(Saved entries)
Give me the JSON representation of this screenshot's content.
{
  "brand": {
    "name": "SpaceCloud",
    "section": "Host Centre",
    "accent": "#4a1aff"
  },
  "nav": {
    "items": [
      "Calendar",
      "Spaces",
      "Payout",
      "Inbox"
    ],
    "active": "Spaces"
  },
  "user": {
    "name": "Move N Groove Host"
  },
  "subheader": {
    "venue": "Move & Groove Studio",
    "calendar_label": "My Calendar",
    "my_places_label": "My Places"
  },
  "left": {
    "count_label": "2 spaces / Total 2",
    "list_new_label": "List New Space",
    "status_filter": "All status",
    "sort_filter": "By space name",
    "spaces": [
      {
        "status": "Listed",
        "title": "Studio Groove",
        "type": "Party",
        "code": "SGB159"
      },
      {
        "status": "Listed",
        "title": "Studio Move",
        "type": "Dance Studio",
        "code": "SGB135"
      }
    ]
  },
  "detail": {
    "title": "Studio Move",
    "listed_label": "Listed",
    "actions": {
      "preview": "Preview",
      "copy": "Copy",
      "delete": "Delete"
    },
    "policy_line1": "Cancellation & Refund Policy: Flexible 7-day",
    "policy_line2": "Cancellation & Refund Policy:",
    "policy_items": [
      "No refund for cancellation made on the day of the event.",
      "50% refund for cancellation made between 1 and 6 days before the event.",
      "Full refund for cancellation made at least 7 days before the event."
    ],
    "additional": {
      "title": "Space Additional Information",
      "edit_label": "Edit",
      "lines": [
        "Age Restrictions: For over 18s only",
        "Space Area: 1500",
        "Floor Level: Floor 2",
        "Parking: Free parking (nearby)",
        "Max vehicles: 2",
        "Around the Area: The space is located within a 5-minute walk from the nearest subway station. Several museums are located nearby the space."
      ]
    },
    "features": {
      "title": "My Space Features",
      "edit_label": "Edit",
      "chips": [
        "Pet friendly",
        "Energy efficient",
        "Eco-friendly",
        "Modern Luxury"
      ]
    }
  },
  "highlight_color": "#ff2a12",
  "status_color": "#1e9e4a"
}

## [Objective]
Return each line of the data exactly as written above.

## [Reply]
Give me the JSON representation of this screenshot's content.
{
  "brand": {
    "name": "SpaceCloud",
    "section": "Host Centre",
    "accent": "#4a1aff"
  },
  "nav": {
    "items": [
      "Calendar",
      "Spaces",
      "Payout",
      "Inbox"
    ],
    "active": "Spaces"
  },
  "user": {
    "name": "Move N Groove Host"
  },
  "subheader": {
    "venue": "Move & Groove Studio",
    "calendar_label": "My Calendar",
    "my_places_label": "My Places"
  },
  "left": {
    "count_label": "2 spaces / Total 2",
    "list_new_label": "List New Space",
    "status_filter": "All status",
    "sort_filter": "By space name",
    "spaces": [
      {
        "status": "Listed",
        "title": "Studio Groove",
        "type": "Party",
        "code": "SGB159"
      },
      {
        "status": "Listed",
        "title": "Studio Move",
        "type": "Dance Studio",
        "code": "SGB135"
      }
    ]
  },
  "detail": {
    "title": "Studio Move",
    "listed_label": "Listed",
    "actions": {
      "preview": "Preview",
      "copy": "Copy",
      "delete": "Delete"
    },
    "policy_line1": "Cancellation & Refund Policy: Flexible 7-day",
    "policy_line2": "Cancellation & Refund Policy:",
    "policy_items": [
      "No refund for cancellation made on the day of the event.",
      "50% refund for cancellation made between 1 and 6 days before the event.",
      "Full refund for cancellation made at least 7 days before the event."
    ],
    "additional": {
      "title": "Space Additional Information",
      "edit_label": "Edit",
      "lines": [
        "Age Restrictions: For over 18s only",
        "Space Area: 1500",
        "Floor Level: Floor 2",
        "Parking: Free parking (nearby)",
        "Max vehicles: 2",
        "Around the Area: The space is located within a 5-minute walk from the nearest subway station. Several museums are located nearby the space."
      ]
    },
    "features": {
      "title": "My Space Features",
      "edit_label": "Edit",
      "chips": [
        "Pet friendly",
        "Energy efficient",
        "Eco-friendly",
        "Modern Luxury"
      ]
    }
  },
  "highlight_color": "#ff2a12",
  "status_color": "#1e9e4a"
}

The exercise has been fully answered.